### Data entries for graphics
# # #

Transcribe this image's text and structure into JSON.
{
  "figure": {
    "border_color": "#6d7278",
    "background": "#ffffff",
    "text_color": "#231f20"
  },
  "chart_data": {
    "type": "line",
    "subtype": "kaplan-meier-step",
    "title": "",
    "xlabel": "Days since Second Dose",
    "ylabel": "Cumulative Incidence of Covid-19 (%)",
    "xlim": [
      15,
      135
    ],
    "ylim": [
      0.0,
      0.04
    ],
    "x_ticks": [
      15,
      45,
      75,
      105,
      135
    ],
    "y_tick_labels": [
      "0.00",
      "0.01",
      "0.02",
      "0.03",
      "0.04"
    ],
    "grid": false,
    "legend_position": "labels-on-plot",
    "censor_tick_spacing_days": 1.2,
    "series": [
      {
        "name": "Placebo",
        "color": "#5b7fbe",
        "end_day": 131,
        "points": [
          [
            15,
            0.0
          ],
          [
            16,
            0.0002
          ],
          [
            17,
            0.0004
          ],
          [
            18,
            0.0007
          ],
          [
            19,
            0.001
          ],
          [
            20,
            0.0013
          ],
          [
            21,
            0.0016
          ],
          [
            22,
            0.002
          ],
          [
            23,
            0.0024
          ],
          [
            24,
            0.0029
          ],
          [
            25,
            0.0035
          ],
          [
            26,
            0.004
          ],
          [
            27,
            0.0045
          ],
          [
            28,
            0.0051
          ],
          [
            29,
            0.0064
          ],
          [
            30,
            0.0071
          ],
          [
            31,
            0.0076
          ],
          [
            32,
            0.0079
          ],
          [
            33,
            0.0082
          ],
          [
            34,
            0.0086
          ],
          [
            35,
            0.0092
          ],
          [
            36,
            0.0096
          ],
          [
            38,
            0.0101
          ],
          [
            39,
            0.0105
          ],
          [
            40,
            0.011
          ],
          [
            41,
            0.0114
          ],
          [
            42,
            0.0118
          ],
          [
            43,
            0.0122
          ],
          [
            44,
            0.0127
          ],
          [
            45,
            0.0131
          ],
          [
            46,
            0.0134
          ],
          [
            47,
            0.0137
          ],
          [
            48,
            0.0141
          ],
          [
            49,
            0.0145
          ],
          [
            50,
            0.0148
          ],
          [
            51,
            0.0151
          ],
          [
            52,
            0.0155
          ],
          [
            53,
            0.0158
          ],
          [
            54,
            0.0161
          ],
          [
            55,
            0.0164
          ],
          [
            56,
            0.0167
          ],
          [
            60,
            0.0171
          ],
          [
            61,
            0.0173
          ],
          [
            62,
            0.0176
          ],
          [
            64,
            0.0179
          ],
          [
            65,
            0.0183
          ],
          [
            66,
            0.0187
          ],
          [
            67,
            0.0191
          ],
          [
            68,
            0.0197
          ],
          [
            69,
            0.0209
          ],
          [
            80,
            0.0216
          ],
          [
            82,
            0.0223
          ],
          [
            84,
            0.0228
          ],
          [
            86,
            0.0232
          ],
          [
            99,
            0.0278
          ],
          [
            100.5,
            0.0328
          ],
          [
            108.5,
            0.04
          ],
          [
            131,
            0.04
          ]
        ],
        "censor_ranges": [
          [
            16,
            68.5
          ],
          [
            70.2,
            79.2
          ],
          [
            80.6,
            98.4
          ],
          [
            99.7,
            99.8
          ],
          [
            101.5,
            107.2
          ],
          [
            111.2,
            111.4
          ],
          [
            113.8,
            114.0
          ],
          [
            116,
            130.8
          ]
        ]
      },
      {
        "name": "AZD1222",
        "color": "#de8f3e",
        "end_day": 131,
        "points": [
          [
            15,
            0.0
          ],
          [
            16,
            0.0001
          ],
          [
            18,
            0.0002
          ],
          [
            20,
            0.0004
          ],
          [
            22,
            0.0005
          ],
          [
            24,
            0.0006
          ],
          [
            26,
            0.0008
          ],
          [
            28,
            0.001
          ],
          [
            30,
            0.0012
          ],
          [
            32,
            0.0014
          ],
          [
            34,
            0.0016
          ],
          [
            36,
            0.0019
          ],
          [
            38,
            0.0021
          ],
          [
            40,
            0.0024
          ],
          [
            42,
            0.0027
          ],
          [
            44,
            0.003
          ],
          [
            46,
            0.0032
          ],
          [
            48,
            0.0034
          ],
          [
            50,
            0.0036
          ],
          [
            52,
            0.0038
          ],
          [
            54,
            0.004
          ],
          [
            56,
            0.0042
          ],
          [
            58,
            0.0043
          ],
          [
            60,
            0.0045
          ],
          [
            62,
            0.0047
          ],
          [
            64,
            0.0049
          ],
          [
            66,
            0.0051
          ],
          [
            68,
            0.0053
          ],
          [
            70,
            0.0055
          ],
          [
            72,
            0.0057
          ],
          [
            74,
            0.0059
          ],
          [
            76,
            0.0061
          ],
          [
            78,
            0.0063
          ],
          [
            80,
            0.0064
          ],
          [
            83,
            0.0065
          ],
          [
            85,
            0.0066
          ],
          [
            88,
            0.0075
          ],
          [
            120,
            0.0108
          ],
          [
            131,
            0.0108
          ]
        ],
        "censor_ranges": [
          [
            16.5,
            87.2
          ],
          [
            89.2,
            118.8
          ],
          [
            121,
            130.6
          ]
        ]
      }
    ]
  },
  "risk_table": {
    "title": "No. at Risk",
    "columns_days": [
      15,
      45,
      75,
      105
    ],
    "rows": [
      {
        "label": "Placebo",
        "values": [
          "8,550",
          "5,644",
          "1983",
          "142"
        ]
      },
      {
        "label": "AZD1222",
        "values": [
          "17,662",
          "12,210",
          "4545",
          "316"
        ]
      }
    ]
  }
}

# # #

### Goal of the exercise
Repeat the data precisely, line by line.

### Output below
Transcribe this image's text and structure into JSON.
{
  "figure": {
    "border_color": "#6d7278",
    "background": "#ffffff",
    "text_color": "#231f20"
  },
  "chart_data": {
    "type": "line",
    "subtype": "kaplan-meier-step",
    "title": "",
    "xlabel": "Days since Second Dose",
    "ylabel": "Cumulative Incidence of Covid-19 (%)",
    "xlim": [
      15,
      135
    ],
    "ylim": [
      0.0,
      0.04
    ],
    "x_ticks": [
      15,
      45,
      75,
      105,
      135
    ],
    "y_tick_labels": [
      "0.00",
      "0.01",
      "0.02",
      "0.03",
      "0.04"
    ],
    "grid": false,
    "legend_position": "labels-on-plot",
    "censor_tick_spacing_days": 1.2,
    "series": [
      {
        "name": "Placebo",
        "color": "#5b7fbe",
        "end_day": 131,
        "points": [
          [
            15,
            0.0
          ],
          [
            16,
            0.0002
          ],
          [
            17,
            0.0004
          ],
          [
            18,
            0.0007
          ],
          [
            19,
            0.001
          ],
          [
            20,
            0.0013
          ],
          [
            21,
            0.0016
          ],
          [
            22,
            0.002
          ],
          [
            23,
            0.0024
          ],
          [
            24,
            0.0029
          ],
          [
            25,
            0.0035
          ],
          [
            26,
            0.004
          ],
          [
            27,
            0.0045
          ],
          [
            28,
            0.0051
          ],
          [
            29,
            0.0064
          ],
          [
            30,
            0.0071
          ],
          [
            31,
            0.0076
          ],
          [
            32,
            0.0079
          ],
          [
            33,
            0.0082
          ],
          [
            34,
            0.0086
          ],
          [
            35,
            0.0092
          ],
          [
            36,
            0.0096
          ],
          [
            38,
            0.0101
          ],
          [
            39,
            0.0105
          ],
          [
            40,
            0.011
          ],
          [
            41,
            0.0114
          ],
          [
            42,
            0.0118
          ],
          [
            43,
            0.0122
          ],
          [
            44,
            0.0127
          ],
          [
            45,
            0.0131
          ],
          [
            46,
            0.0134
          ],
          [
            47,
            0.0137
          ],
          [
            48,
            0.0141
          ],
          [
            49,
            0.0145
          ],
          [
            50,
            0.0148
          ],
          [
            51,
            0.0151
          ],
          [
            52,
            0.0155
          ],
          [
            53,
            0.0158
          ],
          [
            54,
            0.0161
          ],
          [
            55,
            0.0164
          ],
          [
            56,
            0.0167
          ],
          [
            60,
            0.0171
          ],
          [
            61,
            0.0173
          ],
          [
            62,
            0.0176
          ],
          [
            64,
            0.0179
          ],
          [
            65,
            0.0183
          ],
          [
            66,
            0.0187
          ],
          [
            67,
            0.0191
          ],
          [
            68,
            0.0197
          ],
          [
            69,
            0.0209
          ],
          [
            80,
            0.0216
          ],
          [
            82,
            0.0223
          ],
          [
            84,
            0.0228
          ],
          [
            86,
            0.0232
          ],
          [
            99,
            0.0278
          ],
          [
            100.5,
            0.0328
          ],
          [
            108.5,
            0.04
          ],
          [
            131,
            0.04
          ]
        ],
        "censor_ranges": [
          [
            16,
            68.5
          ],
          [
            70.2,
            79.2
          ],
          [
            80.6,
            98.4
          ],
          [
            99.7,
            99.8
          ],
          [
            101.5,
            107.2
          ],
          [
            111.2,
            111.4
          ],
          [
            113.8,
            114.0
          ],
          [
            116,
            130.8
          ]
        ]
      },
      {
        "name": "AZD1222",
        "color": "#de8f3e",
        "end_day": 131,
        "points": [
          [
            15,
            0.0
          ],
          [
            16,
            0.0001
          ],
          [
            18,
            0.0002
          ],
          [
            20,
            0.0004
          ],
          [
            22,
            0.0005
          ],
          [
            24,
            0.0006
          ],
          [
            26,
            0.0008
          ],
          [
            28,
            0.001
          ],
          [
            30,
            0.0012
          ],
          [
            32,
            0.0014
          ],
          [
            34,
            0.0016
          ],
          [
            36,
            0.0019
          ],
          [
            38,
            0.0021
          ],
          [
            40,
            0.0024
          ],
          [
            42,
            0.0027
          ],
          [
            44,
            0.003
          ],
          [
            46,
            0.0032
          ],
          [
            48,
            0.0034
          ],
          [
            50,
            0.0036
          ],
          [
            52,
            0.0038
          ],
          [
            54,
            0.004
          ],
          [
            56,
            0.0042
          ],
          [
            58,
            0.0043
          ],
          [
            60,
            0.0045
          ],
          [
            62,
            0.0047
          ],
          [
            64,
            0.0049
          ],
          [
            66,
            0.0051
          ],
          [
            68,
            0.0053
          ],
          [
            70,
            0.0055
          ],
          [
            72,
            0.0057
          ],
          [
            74,
            0.0059
          ],
          [
            76,
            0.0061
          ],
          [
            78,
            0.0063
          ],
          [
            80,
            0.0064
          ],
          [
            83,
            0.0065
          ],
          [
            85,
            0.0066
          ],
          [
            88,
            0.0075
          ],
          [
            120,
            0.0108
          ],
          [
            131,
            0.0108
          ]
        ],
        "censor_ranges": [
          [
            16.5,
            87.2
          ],
          [
            89.2,
            118.8
          ],
          [
            121,
            130.6
          ]
        ]
      }
    ]
  },
  "risk_table": {
    "title": "No. at Risk",
    "columns_days": [
      15,
      45,
      75,
      105
    ],
    "rows": [
      {
        "label": "Placebo",
        "values": [
          "8,550",
          "5,644",
          "1983",
          "142"
        ]
      },
      {
        "label": "AZD1222",
        "values": [
          "17,662",
          "12,210",
          "4545",
          "316"
        ]
      }
    ]
  }
}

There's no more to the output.